Every record must be transcribed in its entirety, apart from the images, which are to be omitted.
— Start of DATASET ROWS —
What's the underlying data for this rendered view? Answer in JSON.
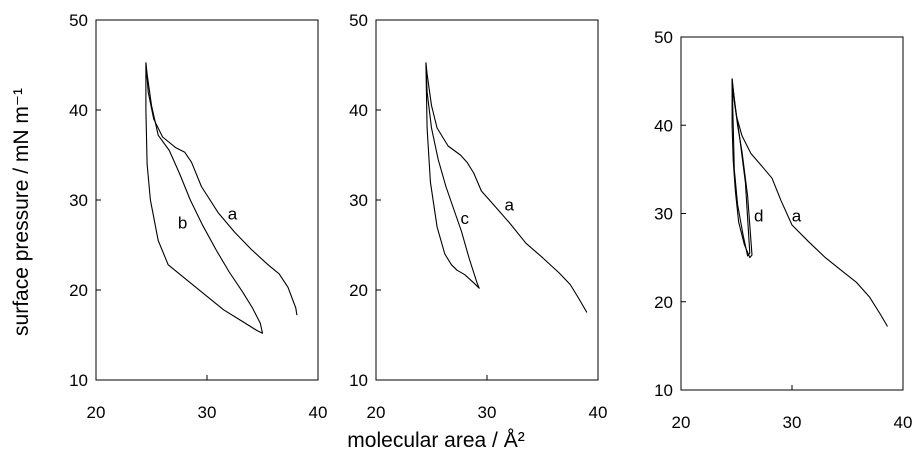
{
  "figure": {
    "ylabel": "surface pressure / mN m⁻¹",
    "xlabel": "molecular area / Å²"
  },
  "chart_data": [
    {
      "type": "line",
      "xlim": [
        20,
        40
      ],
      "ylim": [
        10,
        50
      ],
      "xticks": [
        "20",
        "30",
        "40"
      ],
      "yticks": [
        "10",
        "20",
        "30",
        "40",
        "50"
      ],
      "grid": false,
      "series": [
        {
          "name": "a",
          "x": [
            24.5,
            24.7,
            25.2,
            26.0,
            27.2,
            28.0,
            28.6,
            29.5,
            31.0,
            32.5,
            34.0,
            35.5,
            36.5,
            37.3,
            38.0,
            38.1
          ],
          "y": [
            45.3,
            42.0,
            39.0,
            37.0,
            35.8,
            35.3,
            34.2,
            31.5,
            28.6,
            26.4,
            24.5,
            22.8,
            21.8,
            20.3,
            18.0,
            17.2
          ]
        },
        {
          "name": "b",
          "x": [
            24.5,
            24.6,
            25.0,
            25.6,
            26.6,
            27.5,
            28.5,
            29.6,
            30.8,
            32.0,
            33.2,
            34.1,
            34.8,
            35.0,
            34.5,
            33.2,
            31.5,
            29.5,
            27.5,
            26.5,
            25.6,
            24.9,
            24.6,
            24.5,
            24.5
          ],
          "y": [
            45.2,
            44.0,
            40.5,
            37.2,
            35.5,
            33.0,
            30.0,
            27.2,
            24.5,
            22.0,
            19.8,
            18.0,
            16.3,
            15.2,
            15.5,
            16.5,
            17.8,
            19.8,
            21.8,
            22.8,
            25.5,
            30.0,
            34.0,
            40.0,
            45.2
          ]
        }
      ],
      "annotations": [
        {
          "text": "a",
          "x": 32.3,
          "y": 28.5
        },
        {
          "text": "b",
          "x": 27.8,
          "y": 27.5
        }
      ]
    },
    {
      "type": "line",
      "xlim": [
        20,
        40
      ],
      "ylim": [
        10,
        50
      ],
      "xticks": [
        "20",
        "30",
        "40"
      ],
      "yticks": [
        "10",
        "20",
        "30",
        "40",
        "50"
      ],
      "grid": false,
      "series": [
        {
          "name": "a",
          "x": [
            24.5,
            24.6,
            25.0,
            25.5,
            26.5,
            27.6,
            28.2,
            28.8,
            29.5,
            30.5,
            32.0,
            33.5,
            35.0,
            36.5,
            37.5,
            38.3,
            39.0
          ],
          "y": [
            45.3,
            44.0,
            40.5,
            38.0,
            36.0,
            35.0,
            34.2,
            33.0,
            31.0,
            29.6,
            27.5,
            25.2,
            23.6,
            21.9,
            20.6,
            19.0,
            17.5
          ]
        },
        {
          "name": "c",
          "x": [
            24.5,
            24.6,
            25.0,
            25.6,
            26.3,
            27.0,
            27.7,
            28.4,
            29.1,
            29.3,
            28.8,
            28.0,
            27.3,
            26.8,
            26.2,
            25.5,
            24.9,
            24.6,
            24.5
          ],
          "y": [
            45.2,
            42.0,
            38.0,
            34.5,
            31.5,
            29.0,
            26.5,
            23.5,
            20.8,
            20.2,
            20.8,
            21.7,
            22.2,
            22.8,
            24.0,
            27.0,
            32.0,
            38.0,
            45.2
          ]
        }
      ],
      "annotations": [
        {
          "text": "a",
          "x": 32.0,
          "y": 29.5
        },
        {
          "text": "c",
          "x": 28.0,
          "y": 28.0
        }
      ]
    },
    {
      "type": "line",
      "xlim": [
        20,
        40
      ],
      "ylim": [
        10,
        50
      ],
      "xticks": [
        "20",
        "30",
        "40"
      ],
      "yticks": [
        "10",
        "20",
        "30",
        "40",
        "50"
      ],
      "grid": false,
      "series": [
        {
          "name": "a",
          "x": [
            24.6,
            24.7,
            25.0,
            25.5,
            26.3,
            27.2,
            28.2,
            29.0,
            30.0,
            31.5,
            33.0,
            34.5,
            35.8,
            37.0,
            38.0,
            38.6
          ],
          "y": [
            45.3,
            43.5,
            41.0,
            38.8,
            36.8,
            35.5,
            34.0,
            31.5,
            28.7,
            26.8,
            25.0,
            23.5,
            22.2,
            20.5,
            18.5,
            17.2
          ]
        },
        {
          "name": "d",
          "x": [
            24.6,
            24.8,
            25.1,
            25.5,
            26.0,
            26.4,
            26.2,
            25.7,
            25.2,
            24.9,
            24.7,
            24.6,
            24.6
          ],
          "y": [
            45.3,
            43.0,
            40.0,
            37.0,
            32.0,
            25.3,
            25.0,
            26.5,
            29.0,
            32.5,
            36.0,
            40.0,
            45.3
          ]
        },
        {
          "name": "",
          "x": [
            24.6,
            24.9,
            25.3,
            25.8,
            26.2,
            26.0,
            25.6,
            25.1,
            24.8,
            24.7,
            24.6
          ],
          "y": [
            45.0,
            42.0,
            38.5,
            33.5,
            25.5,
            25.2,
            27.5,
            31.0,
            35.0,
            40.0,
            45.0
          ]
        }
      ],
      "annotations": [
        {
          "text": "a",
          "x": 30.4,
          "y": 29.8
        },
        {
          "text": "d",
          "x": 27.0,
          "y": 29.8
        }
      ]
    }
  ]
}
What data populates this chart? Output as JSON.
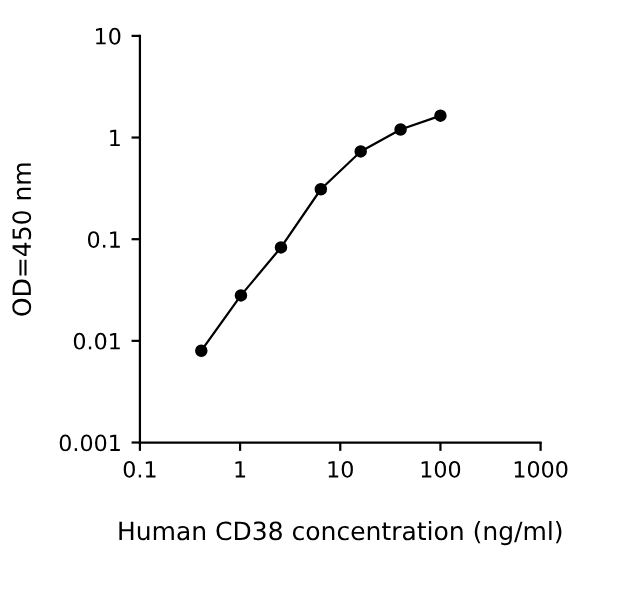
— End of DATASET ROWS —
§ **THE OUTPUT**:
What's the underlying data for this rendered view? Answer in JSON.
{
  "figure": {
    "ylabel": "surface pressure / mN m⁻¹",
    "xlabel": "molecular area / Å²"
  },
  "chart_data": [
    {
      "type": "line",
      "xlim": [
        20,
        40
      ],
      "ylim": [
        10,
        50
      ],
      "xticks": [
        "20",
        "30",
        "40"
      ],
      "yticks": [
        "10",
        "20",
        "30",
        "40",
        "50"
      ],
      "grid": false,
      "series": [
        {
          "name": "a",
          "x": [
            24.5,
            24.7,
            25.2,
            26.0,
            27.2,
            28.0,
            28.6,
            29.5,
            31.0,
            32.5,
            34.0,
            35.5,
            36.5,
            37.3,
            38.0,
            38.1
          ],
          "y": [
            45.3,
            42.0,
            39.0,
            37.0,
            35.8,
            35.3,
            34.2,
            31.5,
            28.6,
            26.4,
            24.5,
            22.8,
            21.8,
            20.3,
            18.0,
            17.2
          ]
        },
        {
          "name": "b",
          "x": [
            24.5,
            24.6,
            25.0,
            25.6,
            26.6,
            27.5,
            28.5,
            29.6,
            30.8,
            32.0,
            33.2,
            34.1,
            34.8,
            35.0,
            34.5,
            33.2,
            31.5,
            29.5,
            27.5,
            26.5,
            25.6,
            24.9,
            24.6,
            24.5,
            24.5
          ],
          "y": [
            45.2,
            44.0,
            40.5,
            37.2,
            35.5,
            33.0,
            30.0,
            27.2,
            24.5,
            22.0,
            19.8,
            18.0,
            16.3,
            15.2,
            15.5,
            16.5,
            17.8,
            19.8,
            21.8,
            22.8,
            25.5,
            30.0,
            34.0,
            40.0,
            45.2
          ]
        }
      ],
      "annotations": [
        {
          "text": "a",
          "x": 32.3,
          "y": 28.5
        },
        {
          "text": "b",
          "x": 27.8,
          "y": 27.5
        }
      ]
    },
    {
      "type": "line",
      "xlim": [
        20,
        40
      ],
      "ylim": [
        10,
        50
      ],
      "xticks": [
        "20",
        "30",
        "40"
      ],
      "yticks": [
        "10",
        "20",
        "30",
        "40",
        "50"
      ],
      "grid": false,
      "series": [
        {
          "name": "a",
          "x": [
            24.5,
            24.6,
            25.0,
            25.5,
            26.5,
            27.6,
            28.2,
            28.8,
            29.5,
            30.5,
            32.0,
            33.5,
            35.0,
            36.5,
            37.5,
            38.3,
            39.0
          ],
          "y": [
            45.3,
            44.0,
            40.5,
            38.0,
            36.0,
            35.0,
            34.2,
            33.0,
            31.0,
            29.6,
            27.5,
            25.2,
            23.6,
            21.9,
            20.6,
            19.0,
            17.5
          ]
        },
        {
          "name": "c",
          "x": [
            24.5,
            24.6,
            25.0,
            25.6,
            26.3,
            27.0,
            27.7,
            28.4,
            29.1,
            29.3,
            28.8,
            28.0,
            27.3,
            26.8,
            26.2,
            25.5,
            24.9,
            24.6,
            24.5
          ],
          "y": [
            45.2,
            42.0,
            38.0,
            34.5,
            31.5,
            29.0,
            26.5,
            23.5,
            20.8,
            20.2,
            20.8,
            21.7,
            22.2,
            22.8,
            24.0,
            27.0,
            32.0,
            38.0,
            45.2
          ]
        }
      ],
      "annotations": [
        {
          "text": "a",
          "x": 32.0,
          "y": 29.5
        },
        {
          "text": "c",
          "x": 28.0,
          "y": 28.0
        }
      ]
    },
    {
      "type": "line",
      "xlim": [
        20,
        40
      ],
      "ylim": [
        10,
        50
      ],
      "xticks": [
        "20",
        "30",
        "40"
      ],
      "yticks": [
        "10",
        "20",
        "30",
        "40",
        "50"
      ],
      "grid": false,
      "series": [
        {
          "name": "a",
          "x": [
            24.6,
            24.7,
            25.0,
            25.5,
            26.3,
            27.2,
            28.2,
            29.0,
            30.0,
            31.5,
            33.0,
            34.5,
            35.8,
            37.0,
            38.0,
            38.6
          ],
          "y": [
            45.3,
            43.5,
            41.0,
            38.8,
            36.8,
            35.5,
            34.0,
            31.5,
            28.7,
            26.8,
            25.0,
            23.5,
            22.2,
            20.5,
            18.5,
            17.2
          ]
        },
        {
          "name": "d",
          "x": [
            24.6,
            24.8,
            25.1,
            25.5,
            26.0,
            26.4,
            26.2,
            25.7,
            25.2,
            24.9,
            24.7,
            24.6,
            24.6
          ],
          "y": [
            45.3,
            43.0,
            40.0,
            37.0,
            32.0,
            25.3,
            25.0,
            26.5,
            29.0,
            32.5,
            36.0,
            40.0,
            45.3
          ]
        },
        {
          "name": "",
          "x": [
            24.6,
            24.9,
            25.3,
            25.8,
            26.2,
            26.0,
            25.6,
            25.1,
            24.8,
            24.7,
            24.6
          ],
          "y": [
            45.0,
            42.0,
            38.5,
            33.5,
            25.5,
            25.2,
            27.5,
            31.0,
            35.0,
            40.0,
            45.0
          ]
        }
      ],
      "annotations": [
        {
          "text": "a",
          "x": 30.4,
          "y": 29.8
        },
        {
          "text": "d",
          "x": 27.0,
          "y": 29.8
        }
      ]
    }
  ]
}
What data populates this chart? Output as JSON.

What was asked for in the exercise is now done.